Problem: All of the material below is to be retyped exactly.

Stored data:
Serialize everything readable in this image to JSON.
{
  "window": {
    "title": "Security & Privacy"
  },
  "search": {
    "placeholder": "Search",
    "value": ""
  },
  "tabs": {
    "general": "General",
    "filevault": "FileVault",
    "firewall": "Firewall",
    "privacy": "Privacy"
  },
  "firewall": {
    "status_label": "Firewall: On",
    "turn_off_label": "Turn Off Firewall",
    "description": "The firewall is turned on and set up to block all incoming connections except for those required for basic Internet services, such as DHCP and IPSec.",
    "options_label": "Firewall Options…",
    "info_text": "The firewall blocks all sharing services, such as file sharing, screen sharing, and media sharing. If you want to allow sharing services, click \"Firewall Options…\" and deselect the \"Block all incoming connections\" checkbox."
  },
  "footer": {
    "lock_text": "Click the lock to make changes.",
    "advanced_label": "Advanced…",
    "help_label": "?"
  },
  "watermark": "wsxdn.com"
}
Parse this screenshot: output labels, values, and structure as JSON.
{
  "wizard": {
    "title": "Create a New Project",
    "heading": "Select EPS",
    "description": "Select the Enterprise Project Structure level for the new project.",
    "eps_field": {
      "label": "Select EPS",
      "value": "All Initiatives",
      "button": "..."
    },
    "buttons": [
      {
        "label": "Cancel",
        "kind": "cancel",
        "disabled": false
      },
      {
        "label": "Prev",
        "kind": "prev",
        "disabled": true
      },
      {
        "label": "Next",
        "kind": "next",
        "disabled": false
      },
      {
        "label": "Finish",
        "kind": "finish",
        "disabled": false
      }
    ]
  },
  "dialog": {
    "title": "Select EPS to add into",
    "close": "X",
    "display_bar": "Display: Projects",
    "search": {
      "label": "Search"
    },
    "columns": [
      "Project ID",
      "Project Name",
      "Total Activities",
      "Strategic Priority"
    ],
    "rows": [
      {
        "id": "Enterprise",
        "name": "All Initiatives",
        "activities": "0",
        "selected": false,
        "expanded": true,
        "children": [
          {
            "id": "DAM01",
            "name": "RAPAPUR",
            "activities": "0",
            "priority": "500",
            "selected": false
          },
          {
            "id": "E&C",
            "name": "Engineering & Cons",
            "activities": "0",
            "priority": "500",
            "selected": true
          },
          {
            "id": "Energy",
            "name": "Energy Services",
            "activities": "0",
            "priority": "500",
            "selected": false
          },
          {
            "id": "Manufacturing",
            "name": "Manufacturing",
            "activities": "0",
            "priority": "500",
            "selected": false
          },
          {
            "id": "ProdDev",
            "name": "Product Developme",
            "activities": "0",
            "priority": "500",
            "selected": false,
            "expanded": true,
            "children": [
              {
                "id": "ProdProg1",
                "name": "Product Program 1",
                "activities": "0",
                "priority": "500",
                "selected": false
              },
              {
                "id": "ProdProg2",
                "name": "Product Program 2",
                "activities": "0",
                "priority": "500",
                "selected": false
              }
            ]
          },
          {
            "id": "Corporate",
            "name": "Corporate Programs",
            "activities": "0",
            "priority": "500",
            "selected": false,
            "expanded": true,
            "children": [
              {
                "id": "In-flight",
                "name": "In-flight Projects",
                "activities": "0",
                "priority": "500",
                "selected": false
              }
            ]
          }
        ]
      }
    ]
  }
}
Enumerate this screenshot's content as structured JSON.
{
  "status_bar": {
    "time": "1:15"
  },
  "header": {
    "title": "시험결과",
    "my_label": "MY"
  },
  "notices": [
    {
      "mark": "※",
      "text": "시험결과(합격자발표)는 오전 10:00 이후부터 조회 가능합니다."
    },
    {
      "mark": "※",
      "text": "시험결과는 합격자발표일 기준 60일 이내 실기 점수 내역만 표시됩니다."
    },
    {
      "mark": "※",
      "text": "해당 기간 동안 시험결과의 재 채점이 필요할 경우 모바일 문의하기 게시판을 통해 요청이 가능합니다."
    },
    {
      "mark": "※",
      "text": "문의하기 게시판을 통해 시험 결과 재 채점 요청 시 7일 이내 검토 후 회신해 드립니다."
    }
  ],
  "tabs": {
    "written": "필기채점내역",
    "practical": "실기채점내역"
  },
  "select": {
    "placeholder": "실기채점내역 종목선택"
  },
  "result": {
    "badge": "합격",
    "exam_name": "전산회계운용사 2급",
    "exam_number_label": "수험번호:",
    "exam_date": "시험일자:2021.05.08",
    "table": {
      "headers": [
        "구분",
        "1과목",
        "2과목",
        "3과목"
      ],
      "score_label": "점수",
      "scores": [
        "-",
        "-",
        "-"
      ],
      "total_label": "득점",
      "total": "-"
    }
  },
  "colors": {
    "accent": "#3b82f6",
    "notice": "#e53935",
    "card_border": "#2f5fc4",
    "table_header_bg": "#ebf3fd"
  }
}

Answer:
Serialize everything readable in this image to JSON.
{
  "window": {
    "title": "Security & Privacy"
  },
  "search": {
    "placeholder": "Search",
    "value": ""
  },
  "tabs": {
    "general": "General",
    "filevault": "FileVault",
    "firewall": "Firewall",
    "privacy": "Privacy"
  },
  "firewall": {
    "status_label": "Firewall: On",
    "turn_off_label": "Turn Off Firewall",
    "description": "The firewall is turned on and set up to block all incoming connections except for those required for basic Internet services, such as DHCP and IPSec.",
    "options_label": "Firewall Options…",
    "info_text": "The firewall blocks all sharing services, such as file sharing, screen sharing, and media sharing. If you want to allow sharing services, click \"Firewall Options…\" and deselect the \"Block all incoming connections\" checkbox."
  },
  "footer": {
    "lock_text": "Click the lock to make changes.",
    "advanced_label": "Advanced…",
    "help_label": "?"
  },
  "watermark": "wsxdn.com"
}
Parse this screenshot: output labels, values, and structure as JSON.
{
  "wizard": {
    "title": "Create a New Project",
    "heading": "Select EPS",
    "description": "Select the Enterprise Project Structure level for the new project.",
    "eps_field": {
      "label": "Select EPS",
      "value": "All Initiatives",
      "button": "..."
    },
    "buttons": [
      {
        "label": "Cancel",
        "kind": "cancel",
        "disabled": false
      },
      {
        "label": "Prev",
        "kind": "prev",
        "disabled": true
      },
      {
        "label": "Next",
        "kind": "next",
        "disabled": false
      },
      {
        "label": "Finish",
        "kind": "finish",
        "disabled": false
      }
    ]
  },
  "dialog": {
    "title": "Select EPS to add into",
    "close": "X",
    "display_bar": "Display: Projects",
    "search": {
      "label": "Search"
    },
    "columns": [
      "Project ID",
      "Project Name",
      "Total Activities",
      "Strategic Priority"
    ],
    "rows": [
      {
        "id": "Enterprise",
        "name": "All Initiatives",
        "activities": "0",
        "selected": false,
        "expanded": true,
        "children": [
          {
            "id": "DAM01",
            "name": "RAPAPUR",
            "activities": "0",
            "priority": "500",
            "selected": false
          },
          {
            "id": "E&C",
            "name": "Engineering & Cons",
            "activities": "0",
            "priority": "500",
            "selected": true
          },
          {
            "id": "Energy",
            "name": "Energy Services",
            "activities": "0",
            "priority": "500",
            "selected": false
          },
          {
            "id": "Manufacturing",
            "name": "Manufacturing",
            "activities": "0",
            "priority": "500",
            "selected": false
          },
          {
            "id": "ProdDev",
            "name": "Product Developme",
            "activities": "0",
            "priority": "500",
            "selected": false,
            "expanded": true,
            "children": [
              {
                "id": "ProdProg1",
                "name": "Product Program 1",
                "activities": "0",
                "priority": "500",
                "selected": false
              },
              {
                "id": "ProdProg2",
                "name": "Product Program 2",
                "activities": "0",
                "priority": "500",
                "selected": false
              }
            ]
          },
          {
            "id": "Corporate",
            "name": "Corporate Programs",
            "activities": "0",
            "priority": "500",
            "selected": false,
            "expanded": true,
            "children": [
              {
                "id": "In-flight",
                "name": "In-flight Projects",
                "activities": "0",
                "priority": "500",
                "selected": false
              }
            ]
          }
        ]
      }
    ]
  }
}
Enumerate this screenshot's content as structured JSON.
{
  "status_bar": {
    "time": "1:15"
  },
  "header": {
    "title": "시험결과",
    "my_label": "MY"
  },
  "notices": [
    {
      "mark": "※",
      "text": "시험결과(합격자발표)는 오전 10:00 이후부터 조회 가능합니다."
    },
    {
      "mark": "※",
      "text": "시험결과는 합격자발표일 기준 60일 이내 실기 점수 내역만 표시됩니다."
    },
    {
      "mark": "※",
      "text": "해당 기간 동안 시험결과의 재 채점이 필요할 경우 모바일 문의하기 게시판을 통해 요청이 가능합니다."
    },
    {
      "mark": "※",
      "text": "문의하기 게시판을 통해 시험 결과 재 채점 요청 시 7일 이내 검토 후 회신해 드립니다."
    }
  ],
  "tabs": {
    "written": "필기채점내역",
    "practical": "실기채점내역"
  },
  "select": {
    "placeholder": "실기채점내역 종목선택"
  },
  "result": {
    "badge": "합격",
    "exam_name": "전산회계운용사 2급",
    "exam_number_label": "수험번호:",
    "exam_date": "시험일자:2021.05.08",
    "table": {
      "headers": [
        "구분",
        "1과목",
        "2과목",
        "3과목"
      ],
      "score_label": "점수",
      "scores": [
        "-",
        "-",
        "-"
      ],
      "total_label": "득점",
      "total": "-"
    }
  },
  "colors": {
    "accent": "#3b82f6",
    "notice": "#e53935",
    "card_border": "#2f5fc4",
    "table_header_bg": "#ebf3fd"
  }
}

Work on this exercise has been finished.